### Given request
Filter the listing and keep only the lines with the word "text".

### Excerpted records
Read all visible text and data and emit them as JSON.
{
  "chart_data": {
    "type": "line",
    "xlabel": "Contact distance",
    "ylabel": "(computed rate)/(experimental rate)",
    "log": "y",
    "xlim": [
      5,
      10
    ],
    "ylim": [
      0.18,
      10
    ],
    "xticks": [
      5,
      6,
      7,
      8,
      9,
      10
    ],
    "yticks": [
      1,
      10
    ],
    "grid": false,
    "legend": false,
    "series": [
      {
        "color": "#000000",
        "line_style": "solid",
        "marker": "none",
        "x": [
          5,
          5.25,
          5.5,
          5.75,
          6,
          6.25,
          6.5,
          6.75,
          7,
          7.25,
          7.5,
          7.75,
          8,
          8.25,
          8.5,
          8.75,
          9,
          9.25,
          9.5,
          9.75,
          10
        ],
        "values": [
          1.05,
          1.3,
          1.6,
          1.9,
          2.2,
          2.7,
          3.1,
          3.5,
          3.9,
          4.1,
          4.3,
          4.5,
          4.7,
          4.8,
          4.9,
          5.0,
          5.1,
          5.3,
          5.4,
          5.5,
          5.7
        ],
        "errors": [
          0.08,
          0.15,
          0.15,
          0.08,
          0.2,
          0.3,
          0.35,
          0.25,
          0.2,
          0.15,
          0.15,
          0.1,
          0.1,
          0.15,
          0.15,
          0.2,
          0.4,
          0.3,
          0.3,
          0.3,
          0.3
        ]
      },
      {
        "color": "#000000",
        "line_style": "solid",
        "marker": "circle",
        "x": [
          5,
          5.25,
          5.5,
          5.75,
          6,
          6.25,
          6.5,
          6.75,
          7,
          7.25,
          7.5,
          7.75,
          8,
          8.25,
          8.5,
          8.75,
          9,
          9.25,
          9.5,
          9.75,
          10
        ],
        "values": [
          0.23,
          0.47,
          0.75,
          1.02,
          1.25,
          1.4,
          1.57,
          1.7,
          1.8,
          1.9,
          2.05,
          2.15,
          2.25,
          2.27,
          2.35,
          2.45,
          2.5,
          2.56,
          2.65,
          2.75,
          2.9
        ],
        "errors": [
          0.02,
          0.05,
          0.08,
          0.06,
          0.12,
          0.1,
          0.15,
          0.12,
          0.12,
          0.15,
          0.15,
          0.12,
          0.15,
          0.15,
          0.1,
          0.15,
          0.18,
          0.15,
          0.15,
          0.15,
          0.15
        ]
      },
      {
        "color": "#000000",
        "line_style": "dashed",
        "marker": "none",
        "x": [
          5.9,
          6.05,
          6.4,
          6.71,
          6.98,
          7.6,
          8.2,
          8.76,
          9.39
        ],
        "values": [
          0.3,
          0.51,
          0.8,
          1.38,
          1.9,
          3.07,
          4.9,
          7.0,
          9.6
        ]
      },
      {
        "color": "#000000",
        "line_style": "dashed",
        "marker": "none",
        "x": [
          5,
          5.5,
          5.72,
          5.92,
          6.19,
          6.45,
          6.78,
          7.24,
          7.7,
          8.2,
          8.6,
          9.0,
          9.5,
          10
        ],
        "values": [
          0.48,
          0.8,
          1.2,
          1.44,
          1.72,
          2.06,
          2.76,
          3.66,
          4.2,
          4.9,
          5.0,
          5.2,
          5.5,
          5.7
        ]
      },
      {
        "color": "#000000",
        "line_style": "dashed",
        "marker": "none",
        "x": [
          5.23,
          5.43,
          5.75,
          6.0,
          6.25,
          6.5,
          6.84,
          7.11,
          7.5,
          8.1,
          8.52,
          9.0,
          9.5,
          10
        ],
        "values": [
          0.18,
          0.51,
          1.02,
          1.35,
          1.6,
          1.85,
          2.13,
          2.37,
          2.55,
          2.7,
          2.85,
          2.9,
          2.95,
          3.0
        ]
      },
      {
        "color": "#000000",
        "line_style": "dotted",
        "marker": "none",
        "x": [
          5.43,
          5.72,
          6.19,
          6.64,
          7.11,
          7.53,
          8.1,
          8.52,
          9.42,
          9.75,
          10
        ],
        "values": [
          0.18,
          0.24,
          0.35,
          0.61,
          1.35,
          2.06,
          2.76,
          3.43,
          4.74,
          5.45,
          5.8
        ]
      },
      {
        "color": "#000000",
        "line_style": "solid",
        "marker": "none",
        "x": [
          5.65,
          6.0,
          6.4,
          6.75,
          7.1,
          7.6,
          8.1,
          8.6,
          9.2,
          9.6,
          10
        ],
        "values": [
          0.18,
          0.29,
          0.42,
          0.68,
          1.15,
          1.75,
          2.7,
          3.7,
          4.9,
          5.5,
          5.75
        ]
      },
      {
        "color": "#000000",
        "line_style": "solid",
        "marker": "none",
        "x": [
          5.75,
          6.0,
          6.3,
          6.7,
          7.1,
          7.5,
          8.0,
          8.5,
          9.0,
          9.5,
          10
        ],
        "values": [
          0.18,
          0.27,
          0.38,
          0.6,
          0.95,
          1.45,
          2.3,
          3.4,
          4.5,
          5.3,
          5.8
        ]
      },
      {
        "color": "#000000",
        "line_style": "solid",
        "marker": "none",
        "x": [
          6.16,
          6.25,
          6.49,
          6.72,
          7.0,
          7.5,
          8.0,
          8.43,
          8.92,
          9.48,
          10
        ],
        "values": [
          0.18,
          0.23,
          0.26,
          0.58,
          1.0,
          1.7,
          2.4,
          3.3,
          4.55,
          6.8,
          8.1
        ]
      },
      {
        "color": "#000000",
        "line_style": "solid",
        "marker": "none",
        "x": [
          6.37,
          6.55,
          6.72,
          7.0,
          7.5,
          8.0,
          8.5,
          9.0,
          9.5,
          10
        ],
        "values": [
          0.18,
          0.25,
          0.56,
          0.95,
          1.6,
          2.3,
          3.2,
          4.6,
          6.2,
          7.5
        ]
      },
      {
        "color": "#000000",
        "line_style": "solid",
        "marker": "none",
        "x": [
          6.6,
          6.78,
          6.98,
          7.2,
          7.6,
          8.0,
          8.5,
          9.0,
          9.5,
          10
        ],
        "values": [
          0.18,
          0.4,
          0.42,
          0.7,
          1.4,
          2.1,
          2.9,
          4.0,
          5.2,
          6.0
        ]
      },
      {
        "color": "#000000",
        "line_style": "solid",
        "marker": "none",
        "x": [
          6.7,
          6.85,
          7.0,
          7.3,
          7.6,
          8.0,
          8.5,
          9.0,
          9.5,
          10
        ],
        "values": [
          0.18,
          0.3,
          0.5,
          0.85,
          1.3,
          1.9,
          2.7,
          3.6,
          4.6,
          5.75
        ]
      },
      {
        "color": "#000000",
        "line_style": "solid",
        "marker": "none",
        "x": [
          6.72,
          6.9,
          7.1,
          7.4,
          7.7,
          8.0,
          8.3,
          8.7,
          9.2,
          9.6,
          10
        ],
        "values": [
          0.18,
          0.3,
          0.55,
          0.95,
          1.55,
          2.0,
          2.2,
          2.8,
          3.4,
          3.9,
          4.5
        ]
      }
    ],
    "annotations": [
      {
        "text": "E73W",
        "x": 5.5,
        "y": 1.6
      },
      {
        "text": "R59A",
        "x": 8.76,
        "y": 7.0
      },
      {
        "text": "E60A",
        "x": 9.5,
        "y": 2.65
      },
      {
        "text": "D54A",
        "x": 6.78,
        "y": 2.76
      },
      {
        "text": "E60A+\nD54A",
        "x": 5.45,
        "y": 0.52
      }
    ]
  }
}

### Solved problem
Read all visible text and data and emit them as JSON.
        "text": "E73W",
        "text": "R59A",
        "text": "E60A",
        "text": "D54A",
        "text": "E60A+\nD54A",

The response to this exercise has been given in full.